>> begin STORED DATA
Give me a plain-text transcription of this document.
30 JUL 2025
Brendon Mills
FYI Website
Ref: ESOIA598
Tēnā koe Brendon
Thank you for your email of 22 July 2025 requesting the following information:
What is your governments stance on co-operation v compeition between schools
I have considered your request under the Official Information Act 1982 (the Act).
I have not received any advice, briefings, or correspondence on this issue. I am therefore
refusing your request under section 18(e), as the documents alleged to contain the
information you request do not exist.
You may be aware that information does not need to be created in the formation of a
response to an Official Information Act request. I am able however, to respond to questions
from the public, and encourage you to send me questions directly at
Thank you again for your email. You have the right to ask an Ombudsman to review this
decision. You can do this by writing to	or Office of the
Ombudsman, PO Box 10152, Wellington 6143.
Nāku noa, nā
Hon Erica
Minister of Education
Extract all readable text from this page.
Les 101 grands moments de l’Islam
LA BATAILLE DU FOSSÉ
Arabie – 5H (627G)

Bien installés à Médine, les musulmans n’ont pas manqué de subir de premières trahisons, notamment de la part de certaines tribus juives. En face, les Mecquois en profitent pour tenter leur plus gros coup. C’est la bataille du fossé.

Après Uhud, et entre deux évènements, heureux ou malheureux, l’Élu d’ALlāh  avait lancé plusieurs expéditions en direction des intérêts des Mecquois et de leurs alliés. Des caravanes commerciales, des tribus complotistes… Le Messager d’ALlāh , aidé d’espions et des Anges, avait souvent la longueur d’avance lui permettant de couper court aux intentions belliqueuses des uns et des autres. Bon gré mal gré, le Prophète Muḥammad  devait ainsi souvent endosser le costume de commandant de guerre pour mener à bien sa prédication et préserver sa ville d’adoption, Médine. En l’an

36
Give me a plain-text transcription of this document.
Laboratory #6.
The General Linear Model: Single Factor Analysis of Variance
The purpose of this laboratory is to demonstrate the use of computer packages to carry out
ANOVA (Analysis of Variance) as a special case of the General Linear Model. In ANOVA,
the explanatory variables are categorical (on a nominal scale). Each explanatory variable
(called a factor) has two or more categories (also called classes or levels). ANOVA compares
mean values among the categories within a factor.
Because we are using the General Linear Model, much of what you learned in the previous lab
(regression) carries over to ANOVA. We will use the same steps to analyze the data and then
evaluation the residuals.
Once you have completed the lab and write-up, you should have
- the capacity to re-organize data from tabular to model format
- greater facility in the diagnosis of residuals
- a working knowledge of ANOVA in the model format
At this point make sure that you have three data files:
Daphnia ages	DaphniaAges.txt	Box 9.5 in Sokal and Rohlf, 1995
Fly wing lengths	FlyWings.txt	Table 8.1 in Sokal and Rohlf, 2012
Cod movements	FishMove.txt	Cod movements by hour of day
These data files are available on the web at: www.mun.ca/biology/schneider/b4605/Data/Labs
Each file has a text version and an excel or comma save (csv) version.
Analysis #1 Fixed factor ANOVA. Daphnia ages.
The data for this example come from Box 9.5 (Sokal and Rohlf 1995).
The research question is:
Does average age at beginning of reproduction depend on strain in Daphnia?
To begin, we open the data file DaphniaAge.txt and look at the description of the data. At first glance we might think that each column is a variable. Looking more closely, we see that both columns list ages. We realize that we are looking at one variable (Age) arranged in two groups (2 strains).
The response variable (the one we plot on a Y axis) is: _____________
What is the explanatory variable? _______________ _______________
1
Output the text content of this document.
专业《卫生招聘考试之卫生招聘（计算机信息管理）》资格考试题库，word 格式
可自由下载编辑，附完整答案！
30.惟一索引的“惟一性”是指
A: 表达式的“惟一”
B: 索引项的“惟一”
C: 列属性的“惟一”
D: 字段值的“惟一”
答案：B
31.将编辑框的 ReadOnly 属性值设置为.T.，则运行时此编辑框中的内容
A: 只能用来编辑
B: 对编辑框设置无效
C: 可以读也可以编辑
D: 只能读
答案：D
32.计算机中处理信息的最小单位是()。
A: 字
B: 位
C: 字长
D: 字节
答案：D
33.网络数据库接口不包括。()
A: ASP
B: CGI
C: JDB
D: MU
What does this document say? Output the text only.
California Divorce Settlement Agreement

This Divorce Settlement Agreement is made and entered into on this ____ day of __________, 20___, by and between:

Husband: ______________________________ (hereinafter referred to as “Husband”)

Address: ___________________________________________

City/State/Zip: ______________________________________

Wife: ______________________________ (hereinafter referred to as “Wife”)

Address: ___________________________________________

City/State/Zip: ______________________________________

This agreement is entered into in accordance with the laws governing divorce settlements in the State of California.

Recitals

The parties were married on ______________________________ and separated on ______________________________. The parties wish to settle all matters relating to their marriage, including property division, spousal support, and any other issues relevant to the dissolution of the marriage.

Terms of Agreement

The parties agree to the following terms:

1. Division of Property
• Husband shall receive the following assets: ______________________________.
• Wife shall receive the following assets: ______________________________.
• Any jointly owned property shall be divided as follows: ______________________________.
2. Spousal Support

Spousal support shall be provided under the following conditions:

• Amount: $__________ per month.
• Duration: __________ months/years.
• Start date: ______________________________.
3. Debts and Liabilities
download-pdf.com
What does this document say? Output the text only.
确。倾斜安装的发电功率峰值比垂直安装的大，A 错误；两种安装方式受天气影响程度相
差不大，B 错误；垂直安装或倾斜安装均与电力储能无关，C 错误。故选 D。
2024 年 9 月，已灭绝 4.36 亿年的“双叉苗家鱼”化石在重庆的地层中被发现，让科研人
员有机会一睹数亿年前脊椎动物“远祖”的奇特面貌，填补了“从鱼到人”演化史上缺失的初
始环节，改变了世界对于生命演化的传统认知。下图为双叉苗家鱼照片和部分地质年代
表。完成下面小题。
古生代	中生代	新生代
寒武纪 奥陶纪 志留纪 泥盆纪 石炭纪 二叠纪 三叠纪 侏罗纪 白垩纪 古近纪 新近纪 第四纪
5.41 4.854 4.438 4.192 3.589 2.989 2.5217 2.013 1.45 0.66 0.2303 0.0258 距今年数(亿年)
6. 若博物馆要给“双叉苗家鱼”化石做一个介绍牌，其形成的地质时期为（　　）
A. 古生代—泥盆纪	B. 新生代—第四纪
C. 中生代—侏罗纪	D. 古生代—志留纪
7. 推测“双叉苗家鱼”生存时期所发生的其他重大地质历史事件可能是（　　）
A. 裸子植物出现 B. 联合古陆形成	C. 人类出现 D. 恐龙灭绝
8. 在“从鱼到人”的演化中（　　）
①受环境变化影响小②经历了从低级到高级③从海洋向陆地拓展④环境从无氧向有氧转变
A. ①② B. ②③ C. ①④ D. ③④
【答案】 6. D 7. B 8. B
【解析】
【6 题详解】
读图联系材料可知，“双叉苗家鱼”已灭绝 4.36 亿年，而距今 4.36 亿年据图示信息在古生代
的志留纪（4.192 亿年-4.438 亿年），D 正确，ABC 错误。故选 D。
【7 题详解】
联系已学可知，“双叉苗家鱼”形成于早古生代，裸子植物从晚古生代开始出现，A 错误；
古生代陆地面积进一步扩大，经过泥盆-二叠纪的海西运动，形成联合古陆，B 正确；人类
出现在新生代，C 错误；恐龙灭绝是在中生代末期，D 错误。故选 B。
>> end STORED DATA
Where a line holds "Sokal", copy that line.

Daphnia ages	DaphniaAges.txt	Box 9.5 in Sokal and Rohlf, 1995
Fly wing lengths	FlyWings.txt	Table 8.1 in Sokal and Rohlf, 2012
The data for this example come from Box 9.5 (Sokal and Rohlf 1995).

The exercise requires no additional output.